L’ingegnere Piero Hamel, oggi in pensione e per anni alla Provincia regionale di Agrigento si è lungamente occupato della realizzazione dell’infrastruttura.
“Dopo più di un decennio in cui mi sono occupato dello studio e valutazione dei benefici (diretti ed indiretti ) conseguenti alla realizzazione di un aeroporto sul nostro territorio Provinciale, ho capito che l’ostacolo a questo nostro legittimo sogno (ma diritto per tutti gli altri) non è costituito solamente dagli ostacoli costruiti (tramite l’Enac) dagli aeroporti concorrenti o dalla ‘inedia funzionale’ dei nostri politici ma, anche , dalla atavica rassegnazione della nostra gente che, spesso, contrasta o sottovaluta le iniziative ambiziose perché ritenute non fattibili, finalizzate a chissà quale interesse o speculazione”.
Hamel evidenzia come in questi anni sia stato difficile “fare capire alla gente che un aeroporto non serve solo a permettere ai politici o studenti di prendere un aereo in 30 minuti invece di due ore”, ma consentirebbe di innescare un processo di sviluppo virtuoso di sviluppo complessivo come avvenuto in decine di aeroporti regionali in tutta Europa. Siamo stati addomesticati – attacca Hamel – ad aspettare (grati ) che qualcuno ci regali qualche pezzettino di strada o una piscina o la pulizia della nostra stradina , tutte cose che ci spettano di diritto ma non speriamo , nemmeno , di ambire ad avere ciò che tutte le regioni del centro/nord hanno già da decenni”.
Hamel non è un signore qualsiasi: ex dirigente alla Provincia regionale di Agrigento, ha a lungo lavorato per il progetto – mai portato a termine – dell’aeroporto della Valle dei Templi, prima immaginato in territorio di Racalmuto e poi pensato nella piana di Licata.

────────────────────────────────────────

— IL TUO OBIETTIVO —
Nel testo di partenza Hamel dice che la gente spesso contrasta o sottovaluta le iniziative ambiziose: spiega per favore il motivo che il testo ne dà.

────────────────────────────────────────

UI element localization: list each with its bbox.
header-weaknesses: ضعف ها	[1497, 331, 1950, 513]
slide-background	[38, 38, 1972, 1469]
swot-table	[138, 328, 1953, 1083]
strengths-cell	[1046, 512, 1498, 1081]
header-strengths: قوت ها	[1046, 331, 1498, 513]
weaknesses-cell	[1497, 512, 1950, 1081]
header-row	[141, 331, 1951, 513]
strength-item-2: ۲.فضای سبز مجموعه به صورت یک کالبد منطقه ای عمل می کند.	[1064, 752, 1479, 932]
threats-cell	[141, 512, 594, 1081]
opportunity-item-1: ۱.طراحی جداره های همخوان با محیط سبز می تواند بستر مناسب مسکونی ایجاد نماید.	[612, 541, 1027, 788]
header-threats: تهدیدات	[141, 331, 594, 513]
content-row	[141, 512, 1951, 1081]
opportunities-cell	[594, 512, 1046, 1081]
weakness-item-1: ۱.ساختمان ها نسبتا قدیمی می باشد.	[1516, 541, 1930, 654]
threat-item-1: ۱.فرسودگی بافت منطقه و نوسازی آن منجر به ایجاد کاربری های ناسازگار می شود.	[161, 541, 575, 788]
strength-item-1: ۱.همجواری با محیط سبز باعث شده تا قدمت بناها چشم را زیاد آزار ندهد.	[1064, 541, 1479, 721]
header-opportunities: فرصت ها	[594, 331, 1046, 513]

────────────────────────────────────────

— ESERCIZIO SVOLTO —
La gente le contrasta o le sottovaluta perché le ritiene non fattibili, oppure pensa che siano finalizzate a chissà quale interesse o speculazione.